### GIVEN TASK
Reproduce the listing below without any change.

### SUPPLIED INFORMATION
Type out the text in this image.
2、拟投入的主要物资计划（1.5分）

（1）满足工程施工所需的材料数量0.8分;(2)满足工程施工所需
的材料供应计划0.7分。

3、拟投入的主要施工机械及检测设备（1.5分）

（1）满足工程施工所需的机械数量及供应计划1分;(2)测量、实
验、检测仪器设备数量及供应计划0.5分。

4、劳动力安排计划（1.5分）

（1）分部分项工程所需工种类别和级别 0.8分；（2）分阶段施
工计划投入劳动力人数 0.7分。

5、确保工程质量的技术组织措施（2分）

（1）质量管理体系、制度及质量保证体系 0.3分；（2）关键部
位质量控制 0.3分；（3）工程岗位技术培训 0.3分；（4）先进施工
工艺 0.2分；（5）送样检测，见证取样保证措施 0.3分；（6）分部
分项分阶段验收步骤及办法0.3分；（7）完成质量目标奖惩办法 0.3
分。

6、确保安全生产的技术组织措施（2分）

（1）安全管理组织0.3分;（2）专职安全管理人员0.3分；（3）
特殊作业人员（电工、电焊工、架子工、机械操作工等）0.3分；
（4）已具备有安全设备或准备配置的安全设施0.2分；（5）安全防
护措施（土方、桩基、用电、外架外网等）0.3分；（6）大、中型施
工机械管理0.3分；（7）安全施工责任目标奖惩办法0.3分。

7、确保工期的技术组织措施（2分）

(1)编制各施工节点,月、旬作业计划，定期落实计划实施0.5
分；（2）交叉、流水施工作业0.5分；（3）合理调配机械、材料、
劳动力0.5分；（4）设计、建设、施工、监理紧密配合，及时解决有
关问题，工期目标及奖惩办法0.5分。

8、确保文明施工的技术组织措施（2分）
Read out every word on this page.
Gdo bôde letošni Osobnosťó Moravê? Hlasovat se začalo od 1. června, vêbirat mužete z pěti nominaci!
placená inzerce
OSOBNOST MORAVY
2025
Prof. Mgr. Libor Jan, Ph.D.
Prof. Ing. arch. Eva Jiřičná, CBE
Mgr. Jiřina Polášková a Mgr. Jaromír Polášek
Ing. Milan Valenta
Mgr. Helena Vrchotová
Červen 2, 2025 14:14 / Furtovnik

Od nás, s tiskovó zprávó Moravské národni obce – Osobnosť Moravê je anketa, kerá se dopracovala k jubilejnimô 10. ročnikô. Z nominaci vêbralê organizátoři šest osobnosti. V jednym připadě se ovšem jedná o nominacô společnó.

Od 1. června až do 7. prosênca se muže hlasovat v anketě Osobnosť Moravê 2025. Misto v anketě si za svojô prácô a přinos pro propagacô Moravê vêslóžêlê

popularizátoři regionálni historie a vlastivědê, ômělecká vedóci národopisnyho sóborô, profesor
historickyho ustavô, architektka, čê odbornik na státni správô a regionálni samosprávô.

### WRITTEN RESPONSE
Type out the text in this image.
2、拟投入的主要物资计划（1.5分）

（1）满足工程施工所需的材料数量0.8分;(2)满足工程施工所需
的材料供应计划0.7分。

3、拟投入的主要施工机械及检测设备（1.5分）

（1）满足工程施工所需的机械数量及供应计划1分;(2)测量、实
验、检测仪器设备数量及供应计划0.5分。

4、劳动力安排计划（1.5分）

（1）分部分项工程所需工种类别和级别 0.8分；（2）分阶段施
工计划投入劳动力人数 0.7分。

5、确保工程质量的技术组织措施（2分）

（1）质量管理体系、制度及质量保证体系 0.3分；（2）关键部
位质量控制 0.3分；（3）工程岗位技术培训 0.3分；（4）先进施工
工艺 0.2分；（5）送样检测，见证取样保证措施 0.3分；（6）分部
分项分阶段验收步骤及办法0.3分；（7）完成质量目标奖惩办法 0.3
分。

6、确保安全生产的技术组织措施（2分）

（1）安全管理组织0.3分;（2）专职安全管理人员0.3分；（3）
特殊作业人员（电工、电焊工、架子工、机械操作工等）0.3分；
（4）已具备有安全设备或准备配置的安全设施0.2分；（5）安全防
护措施（土方、桩基、用电、外架外网等）0.3分；（6）大、中型施
工机械管理0.3分；（7）安全施工责任目标奖惩办法0.3分。

7、确保工期的技术组织措施（2分）

(1)编制各施工节点,月、旬作业计划，定期落实计划实施0.5
分；（2）交叉、流水施工作业0.5分；（3）合理调配机械、材料、
劳动力0.5分；（4）设计、建设、施工、监理紧密配合，及时解决有
关问题，工期目标及奖惩办法0.5分。

8、确保文明施工的技术组织措施（2分）
Read out every word on this page.
Gdo bôde letošni Osobnosťó Moravê? Hlasovat se začalo od 1. června, vêbirat mužete z pěti nominaci!
placená inzerce
OSOBNOST MORAVY
2025
Prof. Mgr. Libor Jan, Ph.D.
Prof. Ing. arch. Eva Jiřičná, CBE
Mgr. Jiřina Polášková a Mgr. Jaromír Polášek
Ing. Milan Valenta
Mgr. Helena Vrchotová
Červen 2, 2025 14:14 / Furtovnik

Od nás, s tiskovó zprávó Moravské národni obce – Osobnosť Moravê je anketa, kerá se dopracovala k jubilejnimô 10. ročnikô. Z nominaci vêbralê organizátoři šest osobnosti. V jednym připadě se ovšem jedná o nominacô společnó.

Od 1. června až do 7. prosênca se muže hlasovat v anketě Osobnosť Moravê 2025. Misto v anketě si za svojô prácô a přinos pro propagacô Moravê vêslóžêlê

popularizátoři regionálni historie a vlastivědê, ômělecká vedóci národopisnyho sóborô, profesor
historickyho ustavô, architektka, čê odbornik na státni správô a regionálni samosprávô.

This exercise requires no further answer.